→ Data for the task
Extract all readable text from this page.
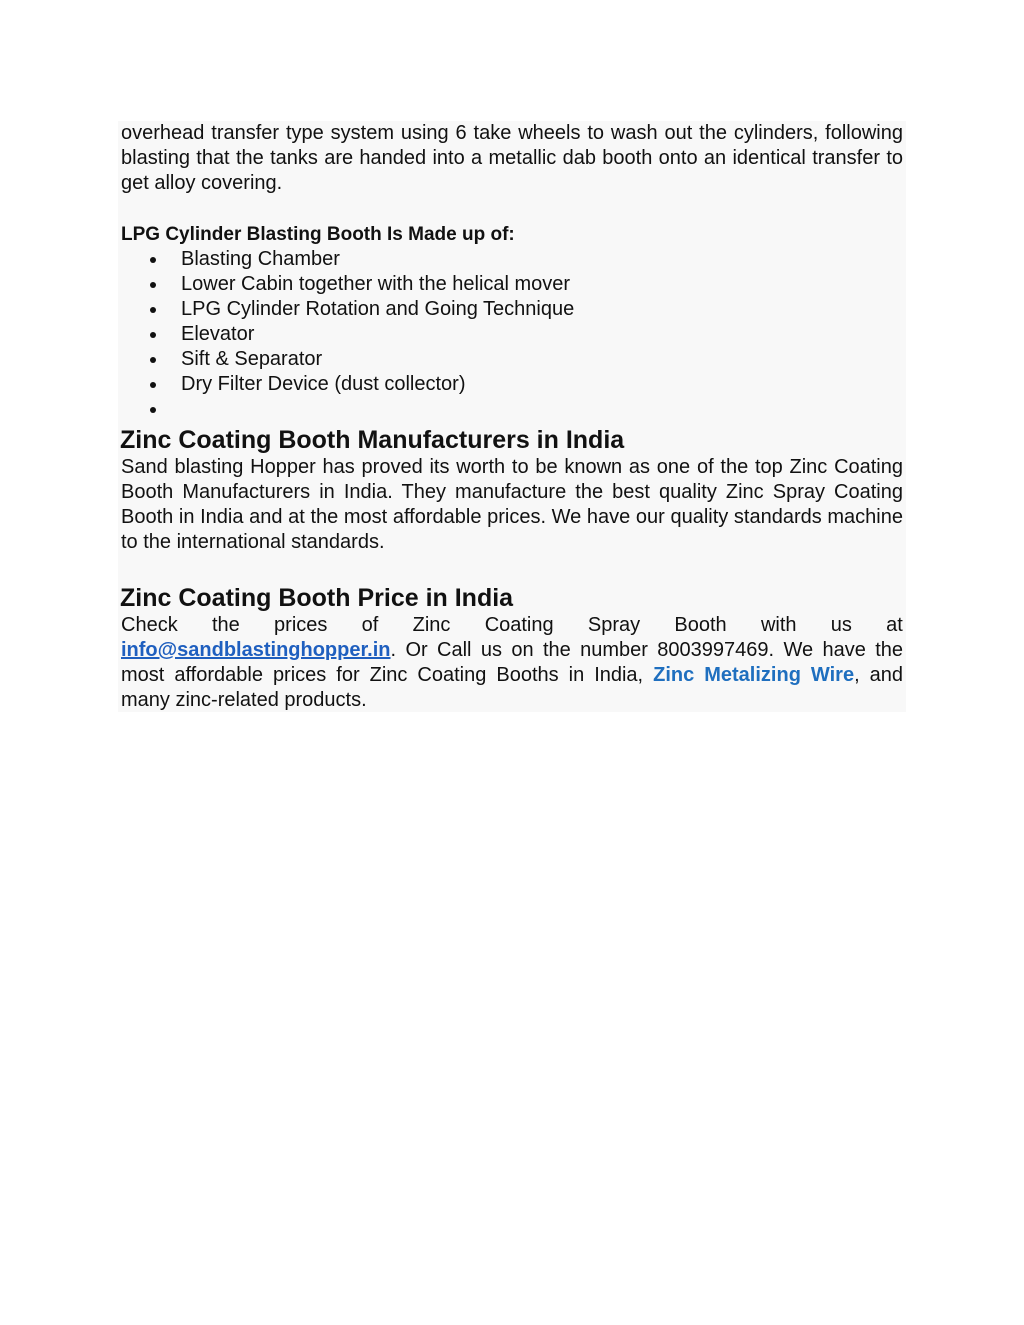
overhead transfer type system using 6 take wheels to wash out the cylinders, following blasting that the tanks are handed into a metallic dab booth onto an identical transfer to get alloy covering.

LPG Cylinder Blasting Booth Is Made up of:

Blasting Chamber
Lower Cabin together with the helical mover
LPG Cylinder Rotation and Going Technique
Elevator
Sift & Separator
Dry Filter Device (dust collector)
Zinc Coating Booth Manufacturers in India

Sand blasting Hopper has proved its worth to be known as one of the top Zinc Coating Booth Manufacturers in India. They manufacture the best quality Zinc Spray Coating Booth in India and at the most affordable prices. We have our quality standards machine to the international standards.

Zinc Coating Booth Price in India
Check the prices of Zinc Coating Spray Booth with us at

info@sandblastinghopper.in. Or Call us on the number 8003997469. We have the most affordable prices for Zinc Coating Booths in India, Zinc Metalizing Wire, and many zinc-related products.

→ Task brief
Give back all entries exactly. No pictures belong in the copy.

→ Solved exercise
Extract all readable text from this page.
overhead transfer type system using 6 take wheels to wash out the cylinders, following blasting that the tanks are handed into a metallic dab booth onto an identical transfer to get alloy covering.

LPG Cylinder Blasting Booth Is Made up of:

Blasting Chamber
Lower Cabin together with the helical mover
LPG Cylinder Rotation and Going Technique
Elevator
Sift & Separator
Dry Filter Device (dust collector)
Zinc Coating Booth Manufacturers in India

Sand blasting Hopper has proved its worth to be known as one of the top Zinc Coating Booth Manufacturers in India. They manufacture the best quality Zinc Spray Coating Booth in India and at the most affordable prices. We have our quality standards machine to the international standards.

Zinc Coating Booth Price in India
Check the prices of Zinc Coating Spray Booth with us at

info@sandblastinghopper.in. Or Call us on the number 8003997469. We have the most affordable prices for Zinc Coating Booths in India, Zinc Metalizing Wire, and many zinc-related products.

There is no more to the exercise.